GOAL: Transcribe each record exactly. Include every one.

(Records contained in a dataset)

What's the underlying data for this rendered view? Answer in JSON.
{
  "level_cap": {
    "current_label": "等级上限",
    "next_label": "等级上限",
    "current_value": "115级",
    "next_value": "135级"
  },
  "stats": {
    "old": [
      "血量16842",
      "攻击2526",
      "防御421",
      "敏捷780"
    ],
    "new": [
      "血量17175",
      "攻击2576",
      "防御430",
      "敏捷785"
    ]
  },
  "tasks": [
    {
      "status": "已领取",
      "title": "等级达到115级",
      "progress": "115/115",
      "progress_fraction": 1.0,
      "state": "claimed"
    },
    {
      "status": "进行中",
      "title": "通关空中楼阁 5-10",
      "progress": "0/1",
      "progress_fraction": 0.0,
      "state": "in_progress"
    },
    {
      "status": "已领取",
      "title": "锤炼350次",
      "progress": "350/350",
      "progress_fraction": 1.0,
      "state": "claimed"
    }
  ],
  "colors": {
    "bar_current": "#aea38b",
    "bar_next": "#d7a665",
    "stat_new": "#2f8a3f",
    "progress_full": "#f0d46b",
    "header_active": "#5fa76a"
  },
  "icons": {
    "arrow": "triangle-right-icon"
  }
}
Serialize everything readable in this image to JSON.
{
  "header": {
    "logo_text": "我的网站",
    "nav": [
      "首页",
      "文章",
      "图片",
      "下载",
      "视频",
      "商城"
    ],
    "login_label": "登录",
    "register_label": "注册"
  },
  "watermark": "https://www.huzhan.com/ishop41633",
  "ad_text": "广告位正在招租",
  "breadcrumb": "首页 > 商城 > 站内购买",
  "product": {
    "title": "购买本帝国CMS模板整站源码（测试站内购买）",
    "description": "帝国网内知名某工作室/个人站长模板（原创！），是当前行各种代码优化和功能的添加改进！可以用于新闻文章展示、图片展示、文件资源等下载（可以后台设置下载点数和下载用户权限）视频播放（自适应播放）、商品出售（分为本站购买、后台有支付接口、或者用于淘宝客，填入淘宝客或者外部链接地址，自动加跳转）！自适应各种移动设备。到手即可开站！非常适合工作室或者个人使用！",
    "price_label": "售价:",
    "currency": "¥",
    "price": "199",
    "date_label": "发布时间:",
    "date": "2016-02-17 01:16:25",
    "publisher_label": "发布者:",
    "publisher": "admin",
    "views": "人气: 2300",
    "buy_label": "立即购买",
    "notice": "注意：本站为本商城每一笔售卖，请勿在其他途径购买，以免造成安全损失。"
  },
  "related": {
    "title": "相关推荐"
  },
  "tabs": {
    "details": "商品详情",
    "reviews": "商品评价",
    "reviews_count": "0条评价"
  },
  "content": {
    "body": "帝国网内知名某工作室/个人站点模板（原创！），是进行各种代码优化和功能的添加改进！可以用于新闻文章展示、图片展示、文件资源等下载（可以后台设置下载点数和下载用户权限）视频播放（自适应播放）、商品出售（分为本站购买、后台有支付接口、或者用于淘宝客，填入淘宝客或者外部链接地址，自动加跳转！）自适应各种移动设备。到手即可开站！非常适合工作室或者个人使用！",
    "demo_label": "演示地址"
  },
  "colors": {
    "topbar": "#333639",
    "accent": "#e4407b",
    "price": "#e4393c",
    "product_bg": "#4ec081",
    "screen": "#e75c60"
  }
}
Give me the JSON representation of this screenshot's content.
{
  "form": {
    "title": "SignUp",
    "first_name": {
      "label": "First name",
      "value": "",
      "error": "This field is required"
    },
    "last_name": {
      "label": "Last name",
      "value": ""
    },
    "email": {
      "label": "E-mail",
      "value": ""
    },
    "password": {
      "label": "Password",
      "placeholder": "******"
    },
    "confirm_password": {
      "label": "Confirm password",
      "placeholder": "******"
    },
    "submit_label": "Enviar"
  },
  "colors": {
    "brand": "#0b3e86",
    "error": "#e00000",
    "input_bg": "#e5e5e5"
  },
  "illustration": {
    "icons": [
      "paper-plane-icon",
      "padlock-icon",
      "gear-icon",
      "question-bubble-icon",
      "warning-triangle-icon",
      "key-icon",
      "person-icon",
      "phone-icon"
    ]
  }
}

RESULT OF THIS TASK:
What's the underlying data for this rendered view? Answer in JSON.
{
  "level_cap": {
    "current_label": "等级上限",
    "next_label": "等级上限",
    "current_value": "115级",
    "next_value": "135级"
  },
  "stats": {
    "old": [
      "血量16842",
      "攻击2526",
      "防御421",
      "敏捷780"
    ],
    "new": [
      "血量17175",
      "攻击2576",
      "防御430",
      "敏捷785"
    ]
  },
  "tasks": [
    {
      "status": "已领取",
      "title": "等级达到115级",
      "progress": "115/115",
      "progress_fraction": 1.0,
      "state": "claimed"
    },
    {
      "status": "进行中",
      "title": "通关空中楼阁 5-10",
      "progress": "0/1",
      "progress_fraction": 0.0,
      "state": "in_progress"
    },
    {
      "status": "已领取",
      "title": "锤炼350次",
      "progress": "350/350",
      "progress_fraction": 1.0,
      "state": "claimed"
    }
  ],
  "colors": {
    "bar_current": "#aea38b",
    "bar_next": "#d7a665",
    "stat_new": "#2f8a3f",
    "progress_full": "#f0d46b",
    "header_active": "#5fa76a"
  },
  "icons": {
    "arrow": "triangle-right-icon"
  }
}
Serialize everything readable in this image to JSON.
{
  "header": {
    "logo_text": "我的网站",
    "nav": [
      "首页",
      "文章",
      "图片",
      "下载",
      "视频",
      "商城"
    ],
    "login_label": "登录",
    "register_label": "注册"
  },
  "watermark": "https://www.huzhan.com/ishop41633",
  "ad_text": "广告位正在招租",
  "breadcrumb": "首页 > 商城 > 站内购买",
  "product": {
    "title": "购买本帝国CMS模板整站源码（测试站内购买）",
    "description": "帝国网内知名某工作室/个人站长模板（原创！），是当前行各种代码优化和功能的添加改进！可以用于新闻文章展示、图片展示、文件资源等下载（可以后台设置下载点数和下载用户权限）视频播放（自适应播放）、商品出售（分为本站购买、后台有支付接口、或者用于淘宝客，填入淘宝客或者外部链接地址，自动加跳转）！自适应各种移动设备。到手即可开站！非常适合工作室或者个人使用！",
    "price_label": "售价:",
    "currency": "¥",
    "price": "199",
    "date_label": "发布时间:",
    "date": "2016-02-17 01:16:25",
    "publisher_label": "发布者:",
    "publisher": "admin",
    "views": "人气: 2300",
    "buy_label": "立即购买",
    "notice": "注意：本站为本商城每一笔售卖，请勿在其他途径购买，以免造成安全损失。"
  },
  "related": {
    "title": "相关推荐"
  },
  "tabs": {
    "details": "商品详情",
    "reviews": "商品评价",
    "reviews_count": "0条评价"
  },
  "content": {
    "body": "帝国网内知名某工作室/个人站点模板（原创！），是进行各种代码优化和功能的添加改进！可以用于新闻文章展示、图片展示、文件资源等下载（可以后台设置下载点数和下载用户权限）视频播放（自适应播放）、商品出售（分为本站购买、后台有支付接口、或者用于淘宝客，填入淘宝客或者外部链接地址，自动加跳转！）自适应各种移动设备。到手即可开站！非常适合工作室或者个人使用！",
    "demo_label": "演示地址"
  },
  "colors": {
    "topbar": "#333639",
    "accent": "#e4407b",
    "price": "#e4393c",
    "product_bg": "#4ec081",
    "screen": "#e75c60"
  }
}
Give me the JSON representation of this screenshot's content.
{
  "form": {
    "title": "SignUp",
    "first_name": {
      "label": "First name",
      "value": "",
      "error": "This field is required"
    },
    "last_name": {
      "label": "Last name",
      "value": ""
    },
    "email": {
      "label": "E-mail",
      "value": ""
    },
    "password": {
      "label": "Password",
      "placeholder": "******"
    },
    "confirm_password": {
      "label": "Confirm password",
      "placeholder": "******"
    },
    "submit_label": "Enviar"
  },
  "colors": {
    "brand": "#0b3e86",
    "error": "#e00000",
    "input_bg": "#e5e5e5"
  },
  "illustration": {
    "icons": [
      "paper-plane-icon",
      "padlock-icon",
      "gear-icon",
      "question-bubble-icon",
      "warning-triangle-icon",
      "key-icon",
      "person-icon",
      "phone-icon"
    ]
  }
}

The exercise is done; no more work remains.